>> start DATA ENTRIES

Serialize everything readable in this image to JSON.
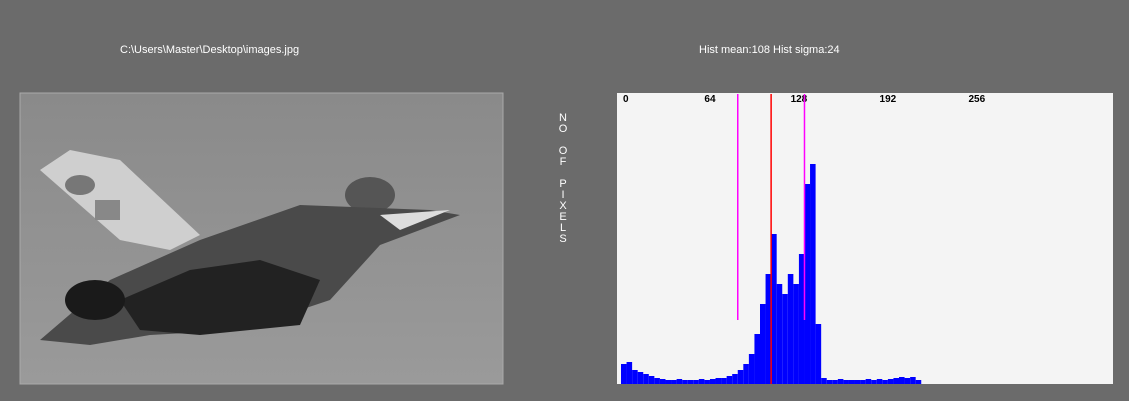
{
  "file_path": "C:\\Users\\Master\\Desktop\\images.jpg",
  "stats": {
    "mean_label": "Hist mean:",
    "mean": 108,
    "sigma_label": "Hist sigma:",
    "sigma": 24
  },
  "y_axis_label": "NO OF PIXELS",
  "histogram": {
    "type": "histogram",
    "xlim": [
      0,
      256
    ],
    "xticks": [
      0,
      64,
      128,
      192,
      256
    ],
    "ylim": [
      0,
      290
    ],
    "bin_width": 4,
    "counts": [
      20,
      22,
      14,
      12,
      10,
      8,
      6,
      5,
      4,
      4,
      5,
      4,
      4,
      4,
      5,
      4,
      5,
      6,
      6,
      8,
      10,
      14,
      20,
      30,
      50,
      80,
      110,
      150,
      100,
      90,
      110,
      100,
      130,
      200,
      220,
      60,
      6,
      4,
      4,
      5,
      4,
      4,
      4,
      4,
      5,
      4,
      5,
      4,
      5,
      6,
      7,
      6,
      7,
      4
    ],
    "bar_color": "#0000ff",
    "mean_color": "#ff0000",
    "sigma_color": "#ff00ff"
  }
}
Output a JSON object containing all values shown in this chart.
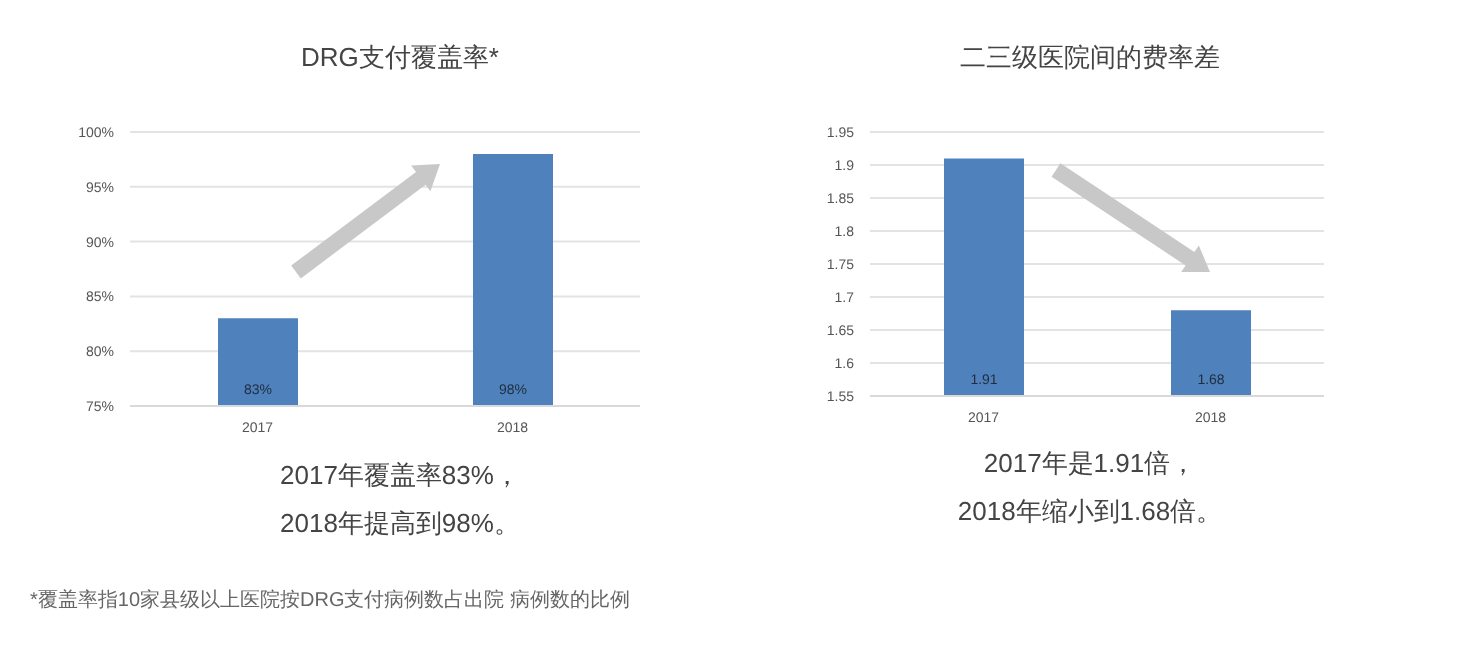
{
  "chart_data": [
    {
      "type": "bar",
      "title": "DRG支付覆盖率*",
      "categories": [
        "2017",
        "2018"
      ],
      "values": [
        83,
        98
      ],
      "color": "#4f81bd",
      "value_labels": [
        "83%",
        "98%"
      ],
      "ylim": [
        75,
        100
      ],
      "yticks": [
        {
          "value": 75,
          "label": "75%"
        },
        {
          "value": 80,
          "label": "80%"
        },
        {
          "value": 85,
          "label": "85%"
        },
        {
          "value": 90,
          "label": "90%"
        },
        {
          "value": 95,
          "label": "95%"
        },
        {
          "value": 100,
          "label": "100%"
        }
      ],
      "grid": "y",
      "legend": false,
      "annotations": [
        "2017年覆盖率83%，",
        "2018年提高到98%。",
        "*覆盖率指10家县级以上医院按DRG支付病例数占出院 病例数的比例"
      ]
    },
    {
      "type": "bar",
      "title": "二三级医院间的费率差",
      "categories": [
        "2017",
        "2018"
      ],
      "values": [
        1.91,
        1.68
      ],
      "color": "#4f81bd",
      "data_labels": true,
      "ylim": [
        1.55,
        1.95
      ],
      "yticks": [
        1.55,
        1.6,
        1.65,
        1.7,
        1.75,
        1.8,
        1.85,
        1.9,
        1.95
      ],
      "grid": "y",
      "legend": false,
      "annotations": [
        "2017年是1.91倍，",
        "2018年缩小到1.68倍。"
      ]
    }
  ]
}
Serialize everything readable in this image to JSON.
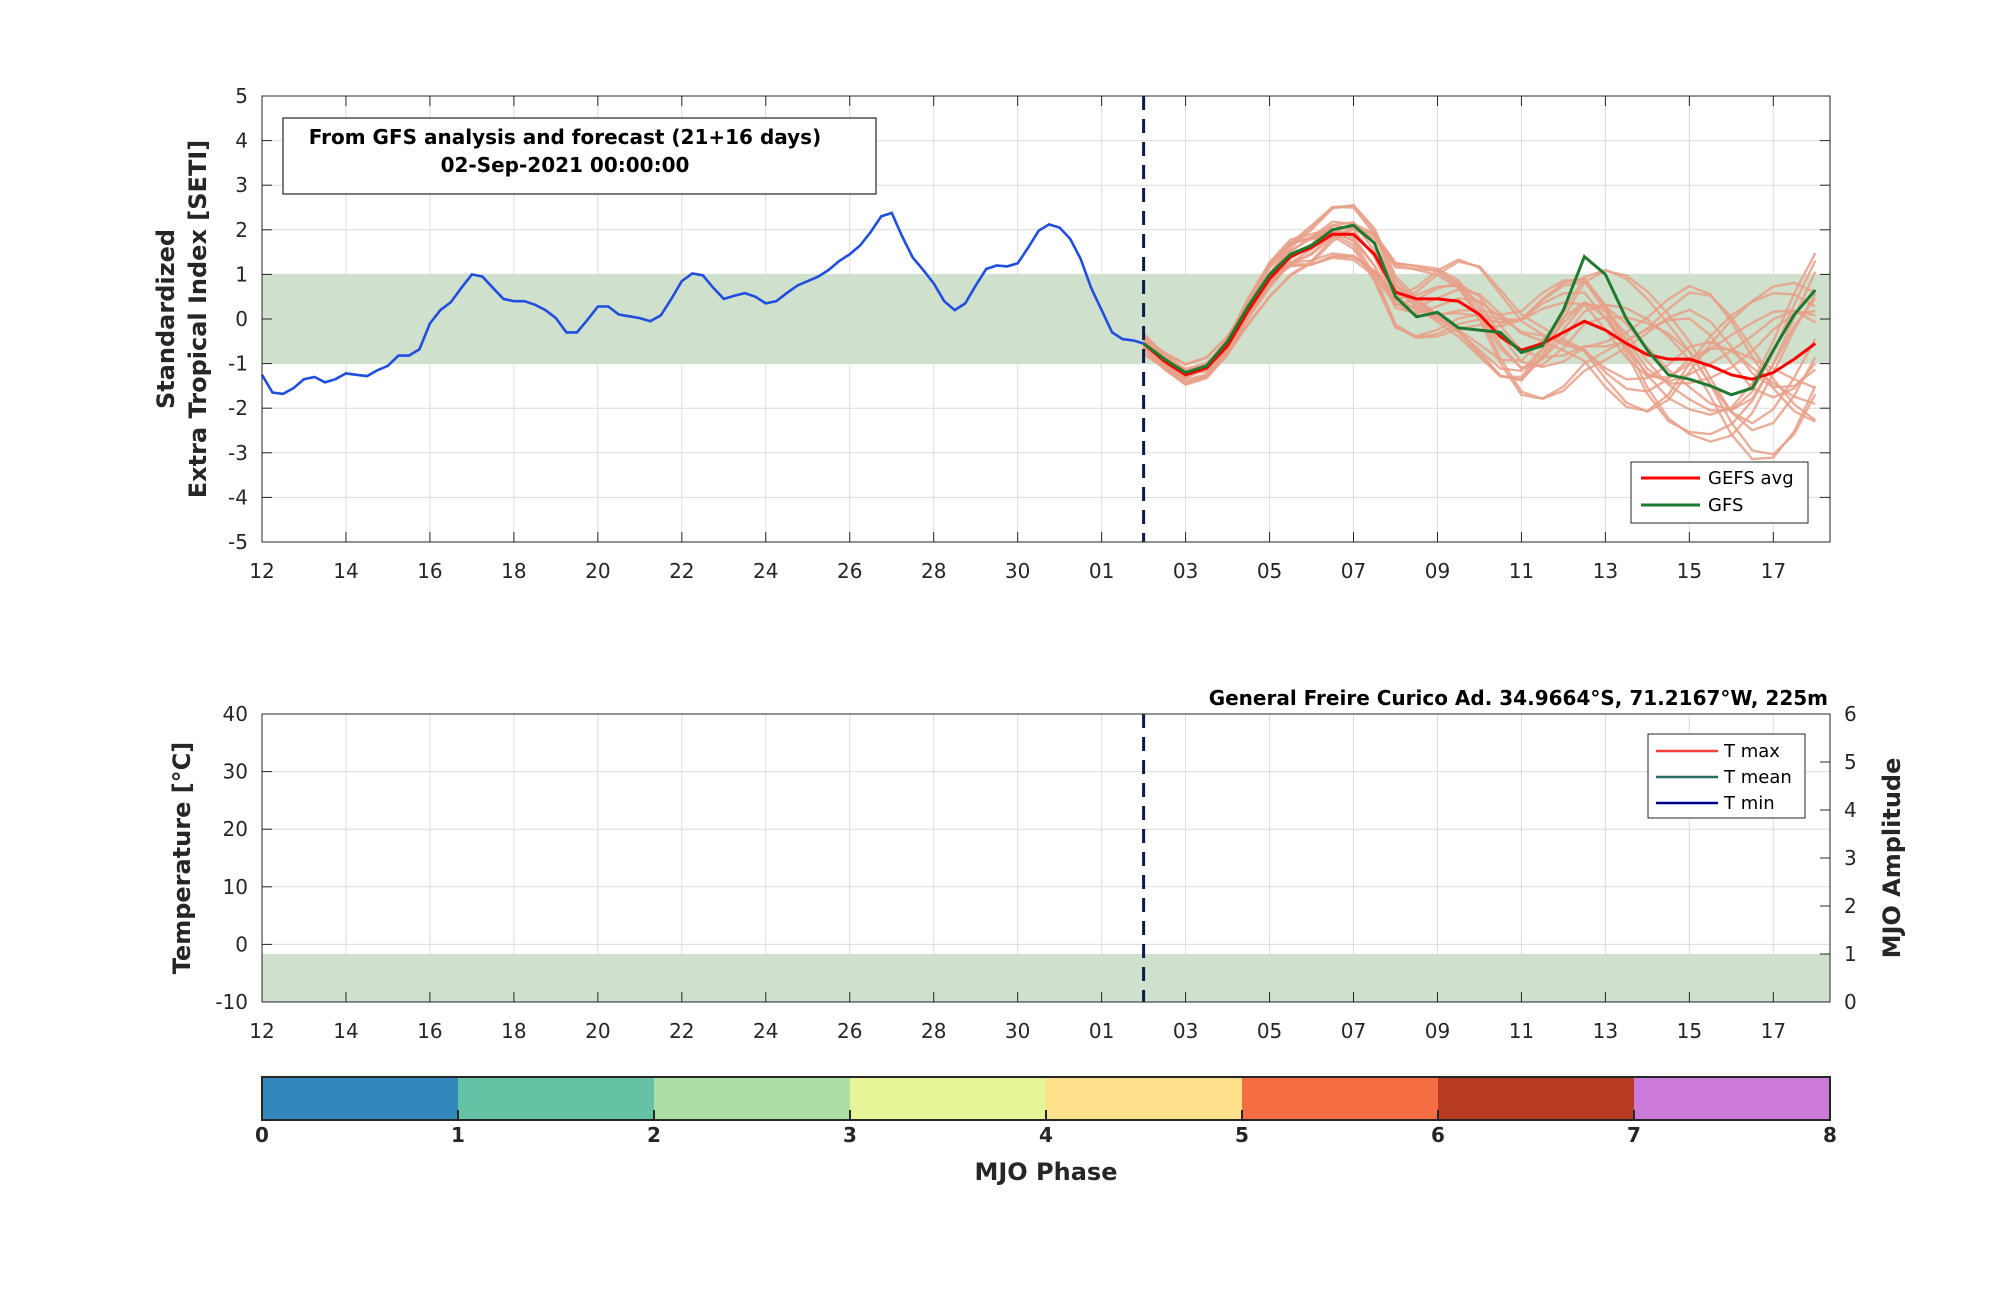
{
  "chart_data": [
    {
      "type": "line",
      "ylabel_line1": "Standardized",
      "ylabel_line2": "Extra Tropical Index [SETI]",
      "ylim": [
        -5,
        5
      ],
      "yticks": [
        "5",
        "4",
        "3",
        "2",
        "1",
        "0",
        "-1",
        "-2",
        "-3",
        "-4",
        "-5"
      ],
      "xticks": [
        "12",
        "14",
        "16",
        "18",
        "20",
        "22",
        "24",
        "26",
        "28",
        "30",
        "01",
        "03",
        "05",
        "07",
        "09",
        "11",
        "13",
        "15",
        "17"
      ],
      "grid": true,
      "band": [
        -1,
        1
      ],
      "forecast_start_day": 21,
      "annotation": {
        "line1": "From GFS analysis and forecast (21+16 days)",
        "line2": "02-Sep-2021 00:00:00"
      },
      "legend": [
        "GEFS avg",
        "GFS"
      ],
      "colors": {
        "analysis": "#1f4ee0",
        "gefs_avg": "#ff0000",
        "gfs": "#1e7a2e",
        "members": "#e8a088",
        "band": "#cfe0cc",
        "cutoff": "#0b1a4a"
      },
      "series": {
        "analysis": {
          "x": [
            0,
            0.25,
            0.5,
            0.75,
            1,
            1.25,
            1.5,
            1.75,
            2,
            2.25,
            2.5,
            2.75,
            3,
            3.25,
            3.5,
            3.75,
            4,
            4.25,
            4.5,
            4.75,
            5,
            5.25,
            5.5,
            5.75,
            6,
            6.25,
            6.5,
            6.75,
            7,
            7.25,
            7.5,
            7.75,
            8,
            8.25,
            8.5,
            8.75,
            9,
            9.25,
            9.5,
            9.75,
            10,
            10.25,
            10.5,
            10.75,
            11,
            11.25,
            11.5,
            11.75,
            12,
            12.25,
            12.5,
            12.75,
            13,
            13.25,
            13.5,
            13.75,
            14,
            14.25,
            14.5,
            14.75,
            15,
            15.25,
            15.5,
            15.75,
            16,
            16.25,
            16.5,
            16.75,
            17,
            17.25,
            17.5,
            17.75,
            18,
            18.25,
            18.5,
            18.75,
            19,
            19.25,
            19.5,
            19.75,
            20,
            20.25,
            20.5,
            20.75,
            21
          ],
          "y": [
            -1.25,
            -1.65,
            -1.68,
            -1.55,
            -1.35,
            -1.3,
            -1.42,
            -1.35,
            -1.22,
            -1.25,
            -1.28,
            -1.15,
            -1.05,
            -0.82,
            -0.82,
            -0.68,
            -0.1,
            0.2,
            0.38,
            0.7,
            1.0,
            0.95,
            0.7,
            0.45,
            0.4,
            0.4,
            0.32,
            0.2,
            0.02,
            -0.3,
            -0.3,
            -0.02,
            0.28,
            0.28,
            0.1,
            0.06,
            0.02,
            -0.05,
            0.08,
            0.45,
            0.85,
            1.02,
            0.98,
            0.7,
            0.45,
            0.52,
            0.58,
            0.5,
            0.35,
            0.4,
            0.58,
            0.75,
            0.85,
            0.95,
            1.1,
            1.3,
            1.45,
            1.65,
            1.95,
            2.3,
            2.38,
            1.85,
            1.38,
            1.1,
            0.8,
            0.4,
            0.2,
            0.35,
            0.75,
            1.12,
            1.2,
            1.18,
            1.25,
            1.6,
            1.98,
            2.12,
            2.05,
            1.8,
            1.35,
            0.7,
            0.2,
            -0.3,
            -0.45,
            -0.48,
            -0.55
          ]
        },
        "gefs_avg": {
          "x": [
            21,
            21.5,
            22,
            22.5,
            23,
            23.5,
            24,
            24.5,
            25,
            25.5,
            26,
            26.5,
            27,
            27.5,
            28,
            28.5,
            29,
            29.5,
            30,
            30.5,
            31,
            31.5,
            32,
            32.5,
            33,
            33.5,
            34,
            34.5,
            35,
            35.5,
            36,
            36.5,
            37
          ],
          "y": [
            -0.55,
            -0.95,
            -1.25,
            -1.1,
            -0.6,
            0.2,
            0.9,
            1.4,
            1.6,
            1.9,
            1.9,
            1.45,
            0.6,
            0.45,
            0.45,
            0.4,
            0.1,
            -0.4,
            -0.7,
            -0.55,
            -0.3,
            -0.05,
            -0.25,
            -0.55,
            -0.8,
            -0.9,
            -0.9,
            -1.05,
            -1.25,
            -1.35,
            -1.2,
            -0.9,
            -0.55
          ]
        },
        "gfs": {
          "x": [
            21,
            21.5,
            22,
            22.5,
            23,
            23.5,
            24,
            24.5,
            25,
            25.5,
            26,
            26.5,
            27,
            27.5,
            28,
            28.5,
            29,
            29.5,
            30,
            30.5,
            31,
            31.5,
            32,
            32.5,
            33,
            33.5,
            34,
            34.5,
            35,
            35.5,
            36,
            36.5,
            37
          ],
          "y": [
            -0.55,
            -0.9,
            -1.2,
            -1.05,
            -0.5,
            0.3,
            1.0,
            1.45,
            1.65,
            2.0,
            2.1,
            1.7,
            0.5,
            0.05,
            0.15,
            -0.2,
            -0.25,
            -0.3,
            -0.75,
            -0.6,
            0.2,
            1.4,
            1.0,
            0.0,
            -0.7,
            -1.25,
            -1.35,
            -1.5,
            -1.7,
            -1.55,
            -0.7,
            0.1,
            0.65
          ]
        }
      }
    },
    {
      "type": "line",
      "ylabel_left": "Temperature [°C]",
      "ylabel_right": "MJO Amplitude",
      "ylim": [
        -10,
        40
      ],
      "yticks": [
        "40",
        "30",
        "20",
        "10",
        "0",
        "-10"
      ],
      "ylim_right": [
        0,
        6
      ],
      "yticks_right": [
        "6",
        "5",
        "4",
        "3",
        "2",
        "1",
        "0"
      ],
      "xticks": [
        "12",
        "14",
        "16",
        "18",
        "20",
        "22",
        "24",
        "26",
        "28",
        "30",
        "01",
        "03",
        "05",
        "07",
        "09",
        "11",
        "13",
        "15",
        "17"
      ],
      "grid": true,
      "band_right": [
        0,
        1
      ],
      "forecast_start_day": 21,
      "title": "General Freire Curico Ad. 34.9664°S, 71.2167°W, 225m",
      "legend": [
        "T max",
        "T mean",
        "T min"
      ],
      "colors": {
        "tmax": "#ff4040",
        "tmean": "#2a6b68",
        "tmin": "#00008b",
        "band": "#cfe0cc",
        "cutoff": "#0b1a4a"
      }
    },
    {
      "type": "colorbar",
      "label": "MJO Phase",
      "ticks": [
        "0",
        "1",
        "2",
        "3",
        "4",
        "5",
        "6",
        "7",
        "8"
      ],
      "colors": [
        "#3288bd",
        "#66c2a5",
        "#abdda4",
        "#e6f598",
        "#fee08b",
        "#f46d43",
        "#b73b22",
        "#cc7ad8"
      ]
    }
  ]
}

>> end DATA ENTRIES

Which lines contain the word "analysis"? Copy each of them.

        "line1": "From GFS analysis and forecast (21+16 days)",
        "analysis": "#1f4ee0",
        "analysis": {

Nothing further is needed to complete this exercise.